--- Requirements ---
Emit the data below verbatim, stripping out any pictures.

--- Supplied entries ---
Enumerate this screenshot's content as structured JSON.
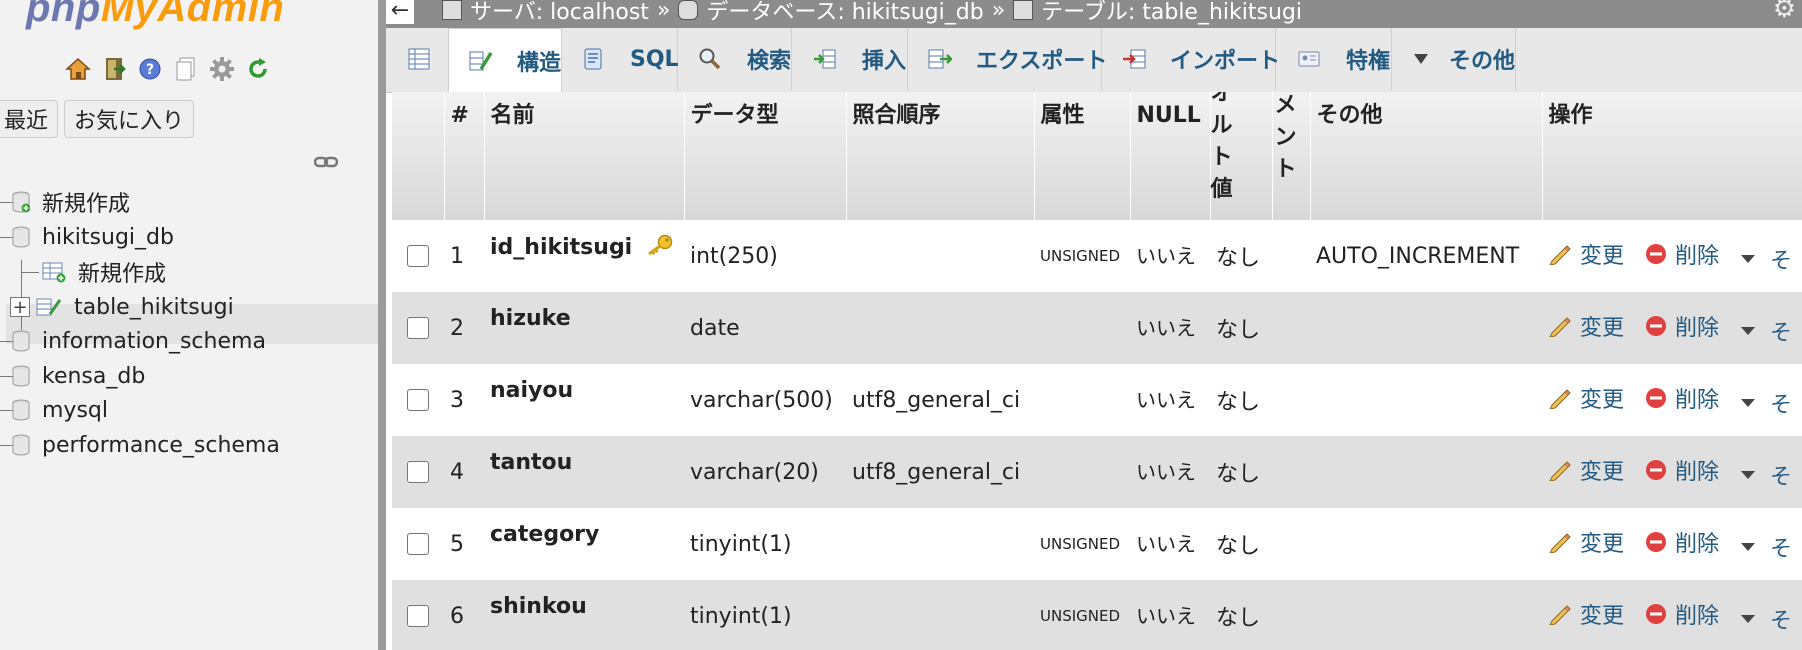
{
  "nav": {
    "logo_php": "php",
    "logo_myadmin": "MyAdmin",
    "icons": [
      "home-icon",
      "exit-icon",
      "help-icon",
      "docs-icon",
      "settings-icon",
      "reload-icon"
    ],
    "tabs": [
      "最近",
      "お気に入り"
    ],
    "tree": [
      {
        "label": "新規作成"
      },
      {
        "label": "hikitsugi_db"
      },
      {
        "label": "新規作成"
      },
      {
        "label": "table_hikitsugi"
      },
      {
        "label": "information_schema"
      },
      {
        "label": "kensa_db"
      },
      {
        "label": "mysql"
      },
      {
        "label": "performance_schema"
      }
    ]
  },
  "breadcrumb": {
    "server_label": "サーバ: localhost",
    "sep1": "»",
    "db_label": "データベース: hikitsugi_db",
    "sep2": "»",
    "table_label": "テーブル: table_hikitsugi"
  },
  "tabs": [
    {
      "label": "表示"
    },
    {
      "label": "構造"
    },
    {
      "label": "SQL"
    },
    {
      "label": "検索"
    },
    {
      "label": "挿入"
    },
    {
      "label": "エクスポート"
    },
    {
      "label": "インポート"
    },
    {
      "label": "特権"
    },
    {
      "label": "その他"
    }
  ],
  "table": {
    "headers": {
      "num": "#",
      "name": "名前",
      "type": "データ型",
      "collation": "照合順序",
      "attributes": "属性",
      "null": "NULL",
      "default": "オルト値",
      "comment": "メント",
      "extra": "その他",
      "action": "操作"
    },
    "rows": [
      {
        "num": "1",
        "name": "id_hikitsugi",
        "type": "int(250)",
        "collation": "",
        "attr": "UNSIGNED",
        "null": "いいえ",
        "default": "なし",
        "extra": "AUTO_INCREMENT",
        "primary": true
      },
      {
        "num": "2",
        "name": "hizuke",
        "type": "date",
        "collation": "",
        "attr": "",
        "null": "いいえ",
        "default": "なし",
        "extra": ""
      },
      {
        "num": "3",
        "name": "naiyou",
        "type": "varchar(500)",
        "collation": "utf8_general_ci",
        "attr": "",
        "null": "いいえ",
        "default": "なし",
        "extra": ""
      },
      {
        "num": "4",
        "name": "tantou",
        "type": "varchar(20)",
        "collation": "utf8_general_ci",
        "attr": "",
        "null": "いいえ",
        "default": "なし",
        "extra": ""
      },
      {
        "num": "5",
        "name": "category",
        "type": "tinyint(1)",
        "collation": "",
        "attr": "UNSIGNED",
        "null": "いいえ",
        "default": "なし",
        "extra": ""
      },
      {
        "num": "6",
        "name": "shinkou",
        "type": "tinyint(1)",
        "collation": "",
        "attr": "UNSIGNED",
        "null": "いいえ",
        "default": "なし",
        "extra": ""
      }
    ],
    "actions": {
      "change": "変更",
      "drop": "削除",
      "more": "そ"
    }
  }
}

--- Problem solution ---
Enumerate this screenshot's content as structured JSON.
{
  "nav": {
    "logo_php": "php",
    "logo_myadmin": "MyAdmin",
    "icons": [
      "home-icon",
      "exit-icon",
      "help-icon",
      "docs-icon",
      "settings-icon",
      "reload-icon"
    ],
    "tabs": [
      "最近",
      "お気に入り"
    ],
    "tree": [
      {
        "label": "新規作成"
      },
      {
        "label": "hikitsugi_db"
      },
      {
        "label": "新規作成"
      },
      {
        "label": "table_hikitsugi"
      },
      {
        "label": "information_schema"
      },
      {
        "label": "kensa_db"
      },
      {
        "label": "mysql"
      },
      {
        "label": "performance_schema"
      }
    ]
  },
  "breadcrumb": {
    "server_label": "サーバ: localhost",
    "sep1": "»",
    "db_label": "データベース: hikitsugi_db",
    "sep2": "»",
    "table_label": "テーブル: table_hikitsugi"
  },
  "tabs": [
    {
      "label": "表示"
    },
    {
      "label": "構造"
    },
    {
      "label": "SQL"
    },
    {
      "label": "検索"
    },
    {
      "label": "挿入"
    },
    {
      "label": "エクスポート"
    },
    {
      "label": "インポート"
    },
    {
      "label": "特権"
    },
    {
      "label": "その他"
    }
  ],
  "table": {
    "headers": {
      "num": "#",
      "name": "名前",
      "type": "データ型",
      "collation": "照合順序",
      "attributes": "属性",
      "null": "NULL",
      "default": "オルト値",
      "comment": "メント",
      "extra": "その他",
      "action": "操作"
    },
    "rows": [
      {
        "num": "1",
        "name": "id_hikitsugi",
        "type": "int(250)",
        "collation": "",
        "attr": "UNSIGNED",
        "null": "いいえ",
        "default": "なし",
        "extra": "AUTO_INCREMENT",
        "primary": true
      },
      {
        "num": "2",
        "name": "hizuke",
        "type": "date",
        "collation": "",
        "attr": "",
        "null": "いいえ",
        "default": "なし",
        "extra": ""
      },
      {
        "num": "3",
        "name": "naiyou",
        "type": "varchar(500)",
        "collation": "utf8_general_ci",
        "attr": "",
        "null": "いいえ",
        "default": "なし",
        "extra": ""
      },
      {
        "num": "4",
        "name": "tantou",
        "type": "varchar(20)",
        "collation": "utf8_general_ci",
        "attr": "",
        "null": "いいえ",
        "default": "なし",
        "extra": ""
      },
      {
        "num": "5",
        "name": "category",
        "type": "tinyint(1)",
        "collation": "",
        "attr": "UNSIGNED",
        "null": "いいえ",
        "default": "なし",
        "extra": ""
      },
      {
        "num": "6",
        "name": "shinkou",
        "type": "tinyint(1)",
        "collation": "",
        "attr": "UNSIGNED",
        "null": "いいえ",
        "default": "なし",
        "extra": ""
      }
    ],
    "actions": {
      "change": "変更",
      "drop": "削除",
      "more": "そ"
    }
  }
}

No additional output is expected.